• About this exercise
Would you please restate all of the data exactly?

• Saved data entries
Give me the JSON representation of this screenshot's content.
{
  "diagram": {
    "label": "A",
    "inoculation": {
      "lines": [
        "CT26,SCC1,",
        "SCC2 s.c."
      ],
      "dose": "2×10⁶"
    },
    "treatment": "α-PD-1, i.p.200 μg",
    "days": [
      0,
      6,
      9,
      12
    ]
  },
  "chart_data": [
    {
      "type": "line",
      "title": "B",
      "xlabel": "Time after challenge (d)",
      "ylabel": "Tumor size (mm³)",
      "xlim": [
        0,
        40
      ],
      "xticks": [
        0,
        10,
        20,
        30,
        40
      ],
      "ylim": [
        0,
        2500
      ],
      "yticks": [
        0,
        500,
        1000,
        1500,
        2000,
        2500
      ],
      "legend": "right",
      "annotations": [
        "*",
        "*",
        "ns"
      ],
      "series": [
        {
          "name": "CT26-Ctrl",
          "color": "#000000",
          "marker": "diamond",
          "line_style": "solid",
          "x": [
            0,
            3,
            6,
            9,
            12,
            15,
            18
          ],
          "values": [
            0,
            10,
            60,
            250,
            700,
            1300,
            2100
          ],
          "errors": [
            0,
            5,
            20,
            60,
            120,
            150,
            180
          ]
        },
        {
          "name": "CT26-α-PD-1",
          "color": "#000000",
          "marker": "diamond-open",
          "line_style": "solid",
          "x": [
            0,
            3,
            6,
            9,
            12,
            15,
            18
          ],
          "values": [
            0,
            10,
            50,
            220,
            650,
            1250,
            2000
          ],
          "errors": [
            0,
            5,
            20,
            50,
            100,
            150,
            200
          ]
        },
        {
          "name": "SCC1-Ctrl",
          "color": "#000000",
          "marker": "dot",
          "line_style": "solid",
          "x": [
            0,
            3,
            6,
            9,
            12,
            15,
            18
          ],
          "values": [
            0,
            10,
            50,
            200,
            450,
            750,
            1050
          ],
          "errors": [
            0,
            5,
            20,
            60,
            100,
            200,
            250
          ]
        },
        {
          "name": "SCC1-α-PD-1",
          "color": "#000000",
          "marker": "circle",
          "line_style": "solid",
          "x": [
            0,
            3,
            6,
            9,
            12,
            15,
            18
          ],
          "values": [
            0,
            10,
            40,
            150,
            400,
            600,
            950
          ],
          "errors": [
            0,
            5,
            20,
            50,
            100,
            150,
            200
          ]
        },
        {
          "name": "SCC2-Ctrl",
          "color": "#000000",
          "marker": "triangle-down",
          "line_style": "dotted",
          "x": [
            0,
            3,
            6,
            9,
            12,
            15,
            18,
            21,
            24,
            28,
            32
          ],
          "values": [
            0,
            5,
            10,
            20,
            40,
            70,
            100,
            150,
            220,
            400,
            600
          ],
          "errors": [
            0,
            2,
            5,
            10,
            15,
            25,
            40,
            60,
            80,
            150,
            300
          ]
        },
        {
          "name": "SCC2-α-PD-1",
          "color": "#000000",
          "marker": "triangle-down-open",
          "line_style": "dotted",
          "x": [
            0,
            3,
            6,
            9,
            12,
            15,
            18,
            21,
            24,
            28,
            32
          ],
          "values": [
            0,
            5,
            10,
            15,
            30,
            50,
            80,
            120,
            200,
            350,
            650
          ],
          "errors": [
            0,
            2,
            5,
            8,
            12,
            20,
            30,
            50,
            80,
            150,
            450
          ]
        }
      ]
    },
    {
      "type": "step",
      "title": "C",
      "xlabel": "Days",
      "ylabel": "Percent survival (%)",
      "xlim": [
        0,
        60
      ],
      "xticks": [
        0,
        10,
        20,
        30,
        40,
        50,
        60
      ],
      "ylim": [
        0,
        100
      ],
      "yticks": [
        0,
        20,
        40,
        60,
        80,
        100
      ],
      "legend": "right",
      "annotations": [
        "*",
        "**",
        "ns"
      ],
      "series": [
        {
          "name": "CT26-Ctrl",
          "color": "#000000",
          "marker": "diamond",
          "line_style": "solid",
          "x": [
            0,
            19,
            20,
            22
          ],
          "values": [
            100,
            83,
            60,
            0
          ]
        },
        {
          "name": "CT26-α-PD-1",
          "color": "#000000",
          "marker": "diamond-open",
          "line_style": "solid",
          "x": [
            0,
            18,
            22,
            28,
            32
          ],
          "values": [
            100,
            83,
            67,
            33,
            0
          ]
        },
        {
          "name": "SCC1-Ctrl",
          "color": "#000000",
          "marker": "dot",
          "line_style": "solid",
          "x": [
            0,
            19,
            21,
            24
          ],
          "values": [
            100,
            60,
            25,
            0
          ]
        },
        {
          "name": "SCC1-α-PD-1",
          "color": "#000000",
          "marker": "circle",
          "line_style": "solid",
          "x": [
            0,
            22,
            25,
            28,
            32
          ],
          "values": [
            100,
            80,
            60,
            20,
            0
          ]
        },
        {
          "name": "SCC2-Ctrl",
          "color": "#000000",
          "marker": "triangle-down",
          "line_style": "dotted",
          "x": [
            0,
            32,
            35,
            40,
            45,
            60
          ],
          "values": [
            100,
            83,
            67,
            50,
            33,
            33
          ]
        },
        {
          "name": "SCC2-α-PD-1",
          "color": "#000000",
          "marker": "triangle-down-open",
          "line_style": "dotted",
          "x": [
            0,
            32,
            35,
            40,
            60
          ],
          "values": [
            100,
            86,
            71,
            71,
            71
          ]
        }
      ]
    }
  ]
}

• Exercise result
Give me the JSON representation of this screenshot's content.
{
  "diagram": {
    "label": "A",
    "inoculation": {
      "lines": [
        "CT26,SCC1,",
        "SCC2 s.c."
      ],
      "dose": "2×10⁶"
    },
    "treatment": "α-PD-1, i.p.200 μg",
    "days": [
      0,
      6,
      9,
      12
    ]
  },
  "chart_data": [
    {
      "type": "line",
      "title": "B",
      "xlabel": "Time after challenge (d)",
      "ylabel": "Tumor size (mm³)",
      "xlim": [
        0,
        40
      ],
      "xticks": [
        0,
        10,
        20,
        30,
        40
      ],
      "ylim": [
        0,
        2500
      ],
      "yticks": [
        0,
        500,
        1000,
        1500,
        2000,
        2500
      ],
      "legend": "right",
      "annotations": [
        "*",
        "*",
        "ns"
      ],
      "series": [
        {
          "name": "CT26-Ctrl",
          "color": "#000000",
          "marker": "diamond",
          "line_style": "solid",
          "x": [
            0,
            3,
            6,
            9,
            12,
            15,
            18
          ],
          "values": [
            0,
            10,
            60,
            250,
            700,
            1300,
            2100
          ],
          "errors": [
            0,
            5,
            20,
            60,
            120,
            150,
            180
          ]
        },
        {
          "name": "CT26-α-PD-1",
          "color": "#000000",
          "marker": "diamond-open",
          "line_style": "solid",
          "x": [
            0,
            3,
            6,
            9,
            12,
            15,
            18
          ],
          "values": [
            0,
            10,
            50,
            220,
            650,
            1250,
            2000
          ],
          "errors": [
            0,
            5,
            20,
            50,
            100,
            150,
            200
          ]
        },
        {
          "name": "SCC1-Ctrl",
          "color": "#000000",
          "marker": "dot",
          "line_style": "solid",
          "x": [
            0,
            3,
            6,
            9,
            12,
            15,
            18
          ],
          "values": [
            0,
            10,
            50,
            200,
            450,
            750,
            1050
          ],
          "errors": [
            0,
            5,
            20,
            60,
            100,
            200,
            250
          ]
        },
        {
          "name": "SCC1-α-PD-1",
          "color": "#000000",
          "marker": "circle",
          "line_style": "solid",
          "x": [
            0,
            3,
            6,
            9,
            12,
            15,
            18
          ],
          "values": [
            0,
            10,
            40,
            150,
            400,
            600,
            950
          ],
          "errors": [
            0,
            5,
            20,
            50,
            100,
            150,
            200
          ]
        },
        {
          "name": "SCC2-Ctrl",
          "color": "#000000",
          "marker": "triangle-down",
          "line_style": "dotted",
          "x": [
            0,
            3,
            6,
            9,
            12,
            15,
            18,
            21,
            24,
            28,
            32
          ],
          "values": [
            0,
            5,
            10,
            20,
            40,
            70,
            100,
            150,
            220,
            400,
            600
          ],
          "errors": [
            0,
            2,
            5,
            10,
            15,
            25,
            40,
            60,
            80,
            150,
            300
          ]
        },
        {
          "name": "SCC2-α-PD-1",
          "color": "#000000",
          "marker": "triangle-down-open",
          "line_style": "dotted",
          "x": [
            0,
            3,
            6,
            9,
            12,
            15,
            18,
            21,
            24,
            28,
            32
          ],
          "values": [
            0,
            5,
            10,
            15,
            30,
            50,
            80,
            120,
            200,
            350,
            650
          ],
          "errors": [
            0,
            2,
            5,
            8,
            12,
            20,
            30,
            50,
            80,
            150,
            450
          ]
        }
      ]
    },
    {
      "type": "step",
      "title": "C",
      "xlabel": "Days",
      "ylabel": "Percent survival (%)",
      "xlim": [
        0,
        60
      ],
      "xticks": [
        0,
        10,
        20,
        30,
        40,
        50,
        60
      ],
      "ylim": [
        0,
        100
      ],
      "yticks": [
        0,
        20,
        40,
        60,
        80,
        100
      ],
      "legend": "right",
      "annotations": [
        "*",
        "**",
        "ns"
      ],
      "series": [
        {
          "name": "CT26-Ctrl",
          "color": "#000000",
          "marker": "diamond",
          "line_style": "solid",
          "x": [
            0,
            19,
            20,
            22
          ],
          "values": [
            100,
            83,
            60,
            0
          ]
        },
        {
          "name": "CT26-α-PD-1",
          "color": "#000000",
          "marker": "diamond-open",
          "line_style": "solid",
          "x": [
            0,
            18,
            22,
            28,
            32
          ],
          "values": [
            100,
            83,
            67,
            33,
            0
          ]
        },
        {
          "name": "SCC1-Ctrl",
          "color": "#000000",
          "marker": "dot",
          "line_style": "solid",
          "x": [
            0,
            19,
            21,
            24
          ],
          "values": [
            100,
            60,
            25,
            0
          ]
        },
        {
          "name": "SCC1-α-PD-1",
          "color": "#000000",
          "marker": "circle",
          "line_style": "solid",
          "x": [
            0,
            22,
            25,
            28,
            32
          ],
          "values": [
            100,
            80,
            60,
            20,
            0
          ]
        },
        {
          "name": "SCC2-Ctrl",
          "color": "#000000",
          "marker": "triangle-down",
          "line_style": "dotted",
          "x": [
            0,
            32,
            35,
            40,
            45,
            60
          ],
          "values": [
            100,
            83,
            67,
            50,
            33,
            33
          ]
        },
        {
          "name": "SCC2-α-PD-1",
          "color": "#000000",
          "marker": "triangle-down-open",
          "line_style": "dotted",
          "x": [
            0,
            32,
            35,
            40,
            60
          ],
          "values": [
            100,
            86,
            71,
            71,
            71
          ]
        }
      ]
    }
  ]
}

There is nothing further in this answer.